**Written task:** Gather from the material every line that contains the string "ipsum".

[Stored data]
++++++

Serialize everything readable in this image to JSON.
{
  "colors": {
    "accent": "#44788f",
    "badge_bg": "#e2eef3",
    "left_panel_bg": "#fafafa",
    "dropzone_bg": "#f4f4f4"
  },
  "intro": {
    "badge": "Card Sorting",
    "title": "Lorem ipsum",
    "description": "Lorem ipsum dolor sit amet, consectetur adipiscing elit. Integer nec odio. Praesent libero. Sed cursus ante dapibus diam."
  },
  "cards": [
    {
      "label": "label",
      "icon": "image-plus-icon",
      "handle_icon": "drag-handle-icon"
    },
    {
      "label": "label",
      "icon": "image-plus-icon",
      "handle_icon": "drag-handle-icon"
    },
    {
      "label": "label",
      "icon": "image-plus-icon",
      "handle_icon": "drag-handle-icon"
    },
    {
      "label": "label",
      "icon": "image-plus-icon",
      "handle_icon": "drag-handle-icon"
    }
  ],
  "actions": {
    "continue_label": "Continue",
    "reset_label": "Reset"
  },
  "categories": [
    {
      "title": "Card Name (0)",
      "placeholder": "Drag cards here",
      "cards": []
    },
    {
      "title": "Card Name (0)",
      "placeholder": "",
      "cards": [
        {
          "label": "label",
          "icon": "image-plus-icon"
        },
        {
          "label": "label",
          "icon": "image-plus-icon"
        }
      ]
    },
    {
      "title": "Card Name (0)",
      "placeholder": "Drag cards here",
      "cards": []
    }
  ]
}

++++++

**Output of the exercise:**
    "title": "Lorem ipsum",
    "description": "Lorem ipsum dolor sit amet, consectetur adipiscing elit. Integer nec odio. Praesent libero. Sed cursus ante dapibus diam."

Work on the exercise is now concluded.